Приведённый текст

Достоверно, однако, известно, что угольщики употребляют вместо этого мертвого леса сырорастущий саксаул, так как из валежника, и тем более при примитивном способе углежжения, какой практикуется почти повсеместно в Туркестане, получается угля очень мало, и он чрезвычайно слабый, так что не выдерживает более или менее отдаленной перевозки, обращаясь в порошок.
<…>
В последние два года доходность от лесов в Сырдарьинской области увеличивалась преимущественно на счет отпусков валежного саксаула, который вывозится к железной дороге, в Перовском уезде, с расстояний до 100 верст и проникает по последней до Самарканда и даже до Асхабада.
<…>
Так или иначе, но явилась уже насущная потребность в изучении саксауловых лесов во всех отношениях.
Каждый из лесничих, в заведывании которых находятся эти леса, нравственно обязан употребить к тому все усилия. Помощи ждать нам в этом случае неоткуда, да и было бы не совсем удобно, потому что мы ближе всего стоим к делу и в нашем распоряжении есть средства.
До сих пор только один аулие-атинский лесничий приступил к исследованию, с отграничением в натуре межевыми признаками саксауловых лесов, а в других лесничествах пока ничего не делалось, но уже приняты для того все меры, и в настоящем году открываются работы в Перовском и Казалинском лесничествах.

Задания
1 – Ответьте на вопросы по тексту о саксауловых лесах:
(а) Что угольщики употребляют вместо мертвого леса?
(б) До каких городов валежный саксаул проникает по железной дороге?
(в) В каких лесничествах в настоящем году открываются работы?
2 – Воспроизведите без изменений фрагмент текста о саксауловых лесах от слов «Достоверно, однако, известно, что» до слов «во всех отношениях.» включительно.
Материалы, приведённые далее, для работы не нужны.

Исходные данные
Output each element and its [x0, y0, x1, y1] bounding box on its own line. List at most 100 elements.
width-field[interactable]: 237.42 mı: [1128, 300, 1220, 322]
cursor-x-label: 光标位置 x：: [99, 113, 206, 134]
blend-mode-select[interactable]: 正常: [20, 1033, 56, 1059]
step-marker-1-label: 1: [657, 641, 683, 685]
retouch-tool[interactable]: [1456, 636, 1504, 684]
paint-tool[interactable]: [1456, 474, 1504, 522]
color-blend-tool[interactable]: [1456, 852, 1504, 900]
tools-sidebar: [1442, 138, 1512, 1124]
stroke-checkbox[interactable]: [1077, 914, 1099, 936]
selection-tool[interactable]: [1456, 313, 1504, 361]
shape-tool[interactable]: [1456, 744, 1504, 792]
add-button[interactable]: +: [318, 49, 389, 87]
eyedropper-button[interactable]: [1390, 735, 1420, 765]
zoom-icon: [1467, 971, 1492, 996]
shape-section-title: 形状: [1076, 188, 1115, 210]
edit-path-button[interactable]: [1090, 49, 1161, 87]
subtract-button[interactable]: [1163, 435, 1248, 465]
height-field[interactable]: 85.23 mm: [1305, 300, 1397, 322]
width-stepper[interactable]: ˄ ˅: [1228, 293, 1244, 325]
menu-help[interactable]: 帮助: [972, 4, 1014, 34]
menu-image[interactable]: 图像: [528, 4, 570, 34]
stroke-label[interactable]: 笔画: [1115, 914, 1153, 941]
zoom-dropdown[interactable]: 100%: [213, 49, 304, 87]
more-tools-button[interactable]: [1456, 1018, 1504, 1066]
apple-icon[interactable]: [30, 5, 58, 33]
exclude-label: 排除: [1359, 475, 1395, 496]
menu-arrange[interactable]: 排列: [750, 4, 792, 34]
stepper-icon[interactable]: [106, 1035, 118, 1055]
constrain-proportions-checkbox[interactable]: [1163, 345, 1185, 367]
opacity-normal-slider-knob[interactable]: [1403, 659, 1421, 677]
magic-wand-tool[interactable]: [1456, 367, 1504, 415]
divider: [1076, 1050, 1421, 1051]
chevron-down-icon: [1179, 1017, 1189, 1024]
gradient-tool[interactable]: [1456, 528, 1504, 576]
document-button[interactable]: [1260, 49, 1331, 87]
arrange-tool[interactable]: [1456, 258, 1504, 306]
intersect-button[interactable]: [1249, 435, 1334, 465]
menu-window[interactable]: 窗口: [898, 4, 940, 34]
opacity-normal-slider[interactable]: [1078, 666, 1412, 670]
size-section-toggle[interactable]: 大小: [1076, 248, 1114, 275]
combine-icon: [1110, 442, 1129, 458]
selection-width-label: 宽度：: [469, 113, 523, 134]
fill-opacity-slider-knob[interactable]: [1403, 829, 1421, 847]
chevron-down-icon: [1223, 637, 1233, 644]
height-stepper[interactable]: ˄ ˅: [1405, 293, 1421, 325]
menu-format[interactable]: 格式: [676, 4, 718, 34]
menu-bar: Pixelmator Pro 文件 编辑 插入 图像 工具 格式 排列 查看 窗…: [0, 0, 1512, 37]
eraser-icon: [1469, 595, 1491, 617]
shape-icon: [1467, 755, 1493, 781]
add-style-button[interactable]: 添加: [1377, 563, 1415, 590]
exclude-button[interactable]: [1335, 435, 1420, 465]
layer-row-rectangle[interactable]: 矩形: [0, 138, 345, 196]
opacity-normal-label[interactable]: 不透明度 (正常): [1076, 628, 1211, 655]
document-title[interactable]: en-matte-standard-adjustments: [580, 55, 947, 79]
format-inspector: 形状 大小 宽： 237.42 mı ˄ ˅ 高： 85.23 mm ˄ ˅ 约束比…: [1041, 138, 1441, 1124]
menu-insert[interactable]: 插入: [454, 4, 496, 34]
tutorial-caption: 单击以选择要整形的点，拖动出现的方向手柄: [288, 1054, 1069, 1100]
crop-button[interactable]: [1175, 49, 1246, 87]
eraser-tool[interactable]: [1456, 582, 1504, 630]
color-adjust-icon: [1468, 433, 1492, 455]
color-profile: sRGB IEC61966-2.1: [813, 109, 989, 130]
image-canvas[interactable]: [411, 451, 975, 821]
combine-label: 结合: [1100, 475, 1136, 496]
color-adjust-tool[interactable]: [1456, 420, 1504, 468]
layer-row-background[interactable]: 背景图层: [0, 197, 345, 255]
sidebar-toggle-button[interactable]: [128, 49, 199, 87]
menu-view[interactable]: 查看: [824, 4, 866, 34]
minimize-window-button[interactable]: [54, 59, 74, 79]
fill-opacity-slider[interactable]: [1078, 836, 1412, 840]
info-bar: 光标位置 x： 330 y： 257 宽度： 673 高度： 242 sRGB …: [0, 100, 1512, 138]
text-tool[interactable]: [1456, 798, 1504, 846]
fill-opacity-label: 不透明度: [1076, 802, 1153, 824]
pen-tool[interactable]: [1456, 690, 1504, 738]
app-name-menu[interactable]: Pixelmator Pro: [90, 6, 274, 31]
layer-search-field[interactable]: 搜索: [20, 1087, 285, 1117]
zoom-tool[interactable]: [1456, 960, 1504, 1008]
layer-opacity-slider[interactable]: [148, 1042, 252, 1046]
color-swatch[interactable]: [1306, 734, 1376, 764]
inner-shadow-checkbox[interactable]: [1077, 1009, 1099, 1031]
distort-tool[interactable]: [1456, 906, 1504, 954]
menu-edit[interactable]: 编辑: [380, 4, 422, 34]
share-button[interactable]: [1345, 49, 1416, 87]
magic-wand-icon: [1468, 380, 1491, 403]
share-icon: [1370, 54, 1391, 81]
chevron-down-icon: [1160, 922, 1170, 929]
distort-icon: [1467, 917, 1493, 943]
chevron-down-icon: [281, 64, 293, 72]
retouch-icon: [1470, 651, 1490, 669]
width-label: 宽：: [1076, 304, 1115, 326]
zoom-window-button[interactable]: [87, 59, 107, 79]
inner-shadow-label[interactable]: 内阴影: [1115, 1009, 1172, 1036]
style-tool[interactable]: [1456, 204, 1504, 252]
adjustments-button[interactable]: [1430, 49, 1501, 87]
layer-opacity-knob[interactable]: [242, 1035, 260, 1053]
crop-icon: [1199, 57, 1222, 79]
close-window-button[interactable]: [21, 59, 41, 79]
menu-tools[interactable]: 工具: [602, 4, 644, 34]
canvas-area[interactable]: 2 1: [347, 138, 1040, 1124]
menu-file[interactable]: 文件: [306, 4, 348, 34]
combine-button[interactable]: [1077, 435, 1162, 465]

Ответы по заданиям
1 –
(а) Сырорастущий саксаул.
(б) До Самарканда и даже до Асхабада.
(в) В Перовском и Казалинском лесничествах.

2 –
Достоверно, однако, известно, что угольщики употребляют вместо этого мертвого леса сырорастущий саксаул, так как из валежника, и тем более при примитивном способе углежжения, какой практикуется почти повсеместно в Туркестане, получается угля очень мало, и он чрезвычайно слабый, так что не выдерживает более или менее отдаленной перевозки, обращаясь в порошок.
<…>
В последние два года доходность от лесов в Сырдарьинской области увеличивалась преимущественно на счет отпусков валежного саксаула, который вывозится к железной дороге, в Перовском уезде, с расстояний до 100 верст и проникает по последней до Самарканда и даже до Асхабада.
<…>
Так или иначе, но явилась уже насущная потребность в изучении саксауловых лесов во всех отношениях.